• Task to complete:
Give all the lines below again, exactly, with no pictures.

• Data for the task:
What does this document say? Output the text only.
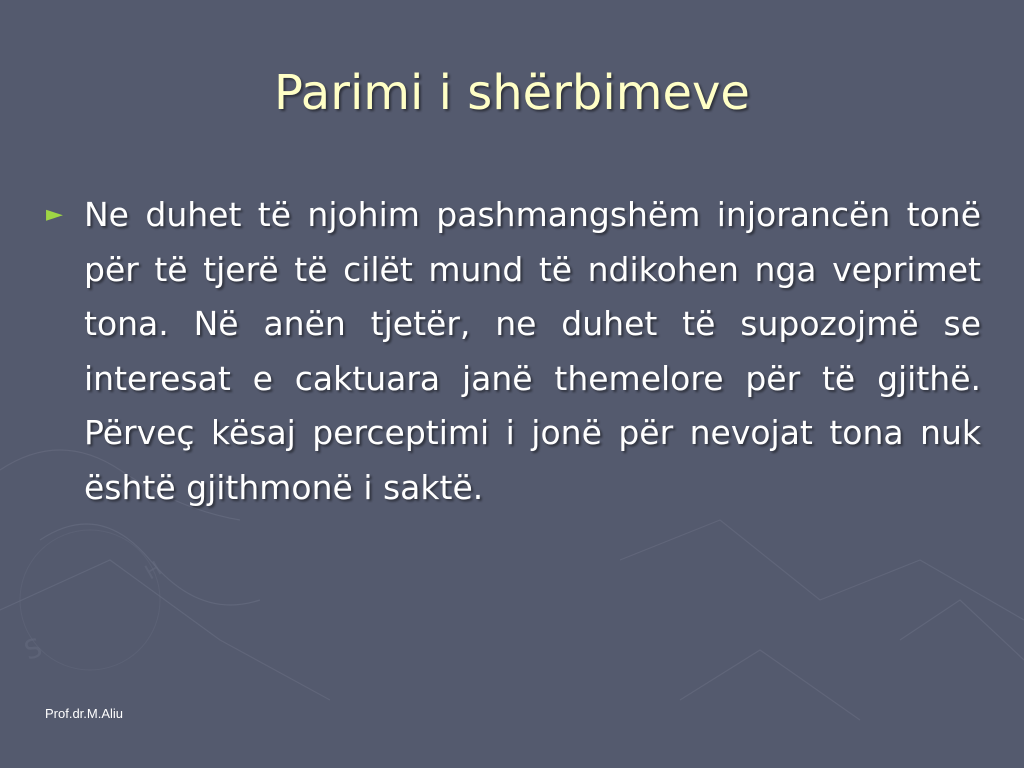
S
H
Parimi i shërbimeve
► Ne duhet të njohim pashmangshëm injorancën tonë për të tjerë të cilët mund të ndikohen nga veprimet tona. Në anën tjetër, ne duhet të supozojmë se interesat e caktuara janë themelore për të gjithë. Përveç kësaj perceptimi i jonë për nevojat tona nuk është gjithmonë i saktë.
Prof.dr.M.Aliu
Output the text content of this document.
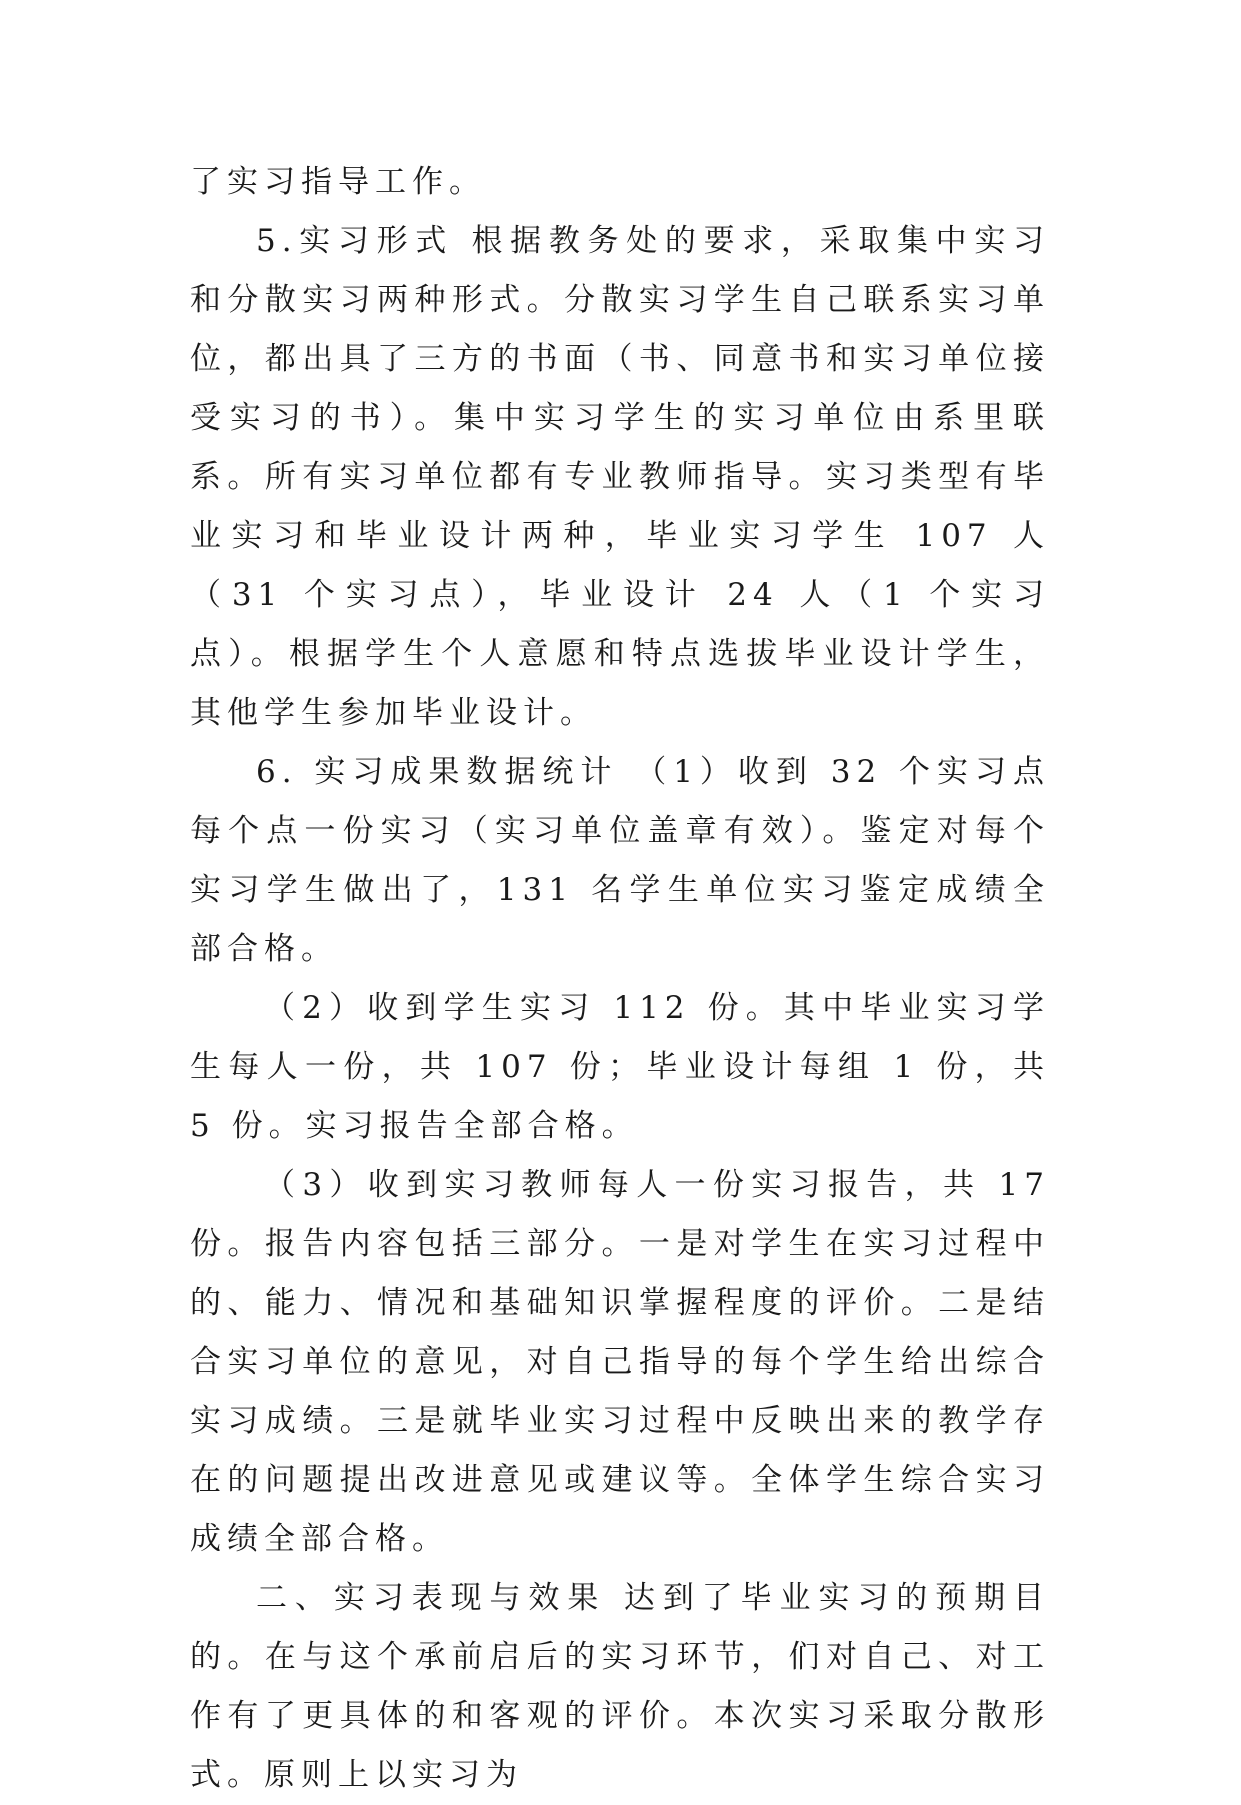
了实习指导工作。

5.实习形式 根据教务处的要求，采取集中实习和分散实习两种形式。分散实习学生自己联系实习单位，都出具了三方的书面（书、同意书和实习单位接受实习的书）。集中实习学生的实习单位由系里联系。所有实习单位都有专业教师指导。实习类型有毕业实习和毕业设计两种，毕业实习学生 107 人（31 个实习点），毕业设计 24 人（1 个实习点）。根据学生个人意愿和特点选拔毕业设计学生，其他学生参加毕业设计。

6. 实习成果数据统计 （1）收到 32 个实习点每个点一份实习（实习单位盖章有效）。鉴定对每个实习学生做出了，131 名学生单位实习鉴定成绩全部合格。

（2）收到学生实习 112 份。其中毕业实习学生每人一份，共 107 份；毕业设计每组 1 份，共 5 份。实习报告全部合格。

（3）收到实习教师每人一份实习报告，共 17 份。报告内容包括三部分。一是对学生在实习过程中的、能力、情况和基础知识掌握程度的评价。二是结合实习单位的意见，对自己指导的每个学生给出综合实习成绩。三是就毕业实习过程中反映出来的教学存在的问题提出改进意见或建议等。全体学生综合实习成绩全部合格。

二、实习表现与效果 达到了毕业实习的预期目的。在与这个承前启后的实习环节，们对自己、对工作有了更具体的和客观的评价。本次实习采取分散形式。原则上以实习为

• Completed task:
What does this document say? Output the text only.
S
H
Parimi i shërbimeve
► Ne duhet të njohim pashmangshëm injorancën tonë për të tjerë të cilët mund të ndikohen nga veprimet tona. Në anën tjetër, ne duhet të supozojmë se interesat e caktuara janë themelore për të gjithë. Përveç kësaj perceptimi i jonë për nevojat tona nuk është gjithmonë i saktë.
Prof.dr.M.Aliu
Output the text content of this document.
了实习指导工作。

5.实习形式 根据教务处的要求，采取集中实习和分散实习两种形式。分散实习学生自己联系实习单位，都出具了三方的书面（书、同意书和实习单位接受实习的书）。集中实习学生的实习单位由系里联系。所有实习单位都有专业教师指导。实习类型有毕业实习和毕业设计两种，毕业实习学生 107 人（31 个实习点），毕业设计 24 人（1 个实习点）。根据学生个人意愿和特点选拔毕业设计学生，其他学生参加毕业设计。

6. 实习成果数据统计 （1）收到 32 个实习点每个点一份实习（实习单位盖章有效）。鉴定对每个实习学生做出了，131 名学生单位实习鉴定成绩全部合格。

（2）收到学生实习 112 份。其中毕业实习学生每人一份，共 107 份；毕业设计每组 1 份，共 5 份。实习报告全部合格。

（3）收到实习教师每人一份实习报告，共 17 份。报告内容包括三部分。一是对学生在实习过程中的、能力、情况和基础知识掌握程度的评价。二是结合实习单位的意见，对自己指导的每个学生给出综合实习成绩。三是就毕业实习过程中反映出来的教学存在的问题提出改进意见或建议等。全体学生综合实习成绩全部合格。

二、实习表现与效果 达到了毕业实习的预期目的。在与这个承前启后的实习环节，们对自己、对工作有了更具体的和客观的评价。本次实习采取分散形式。原则上以实习为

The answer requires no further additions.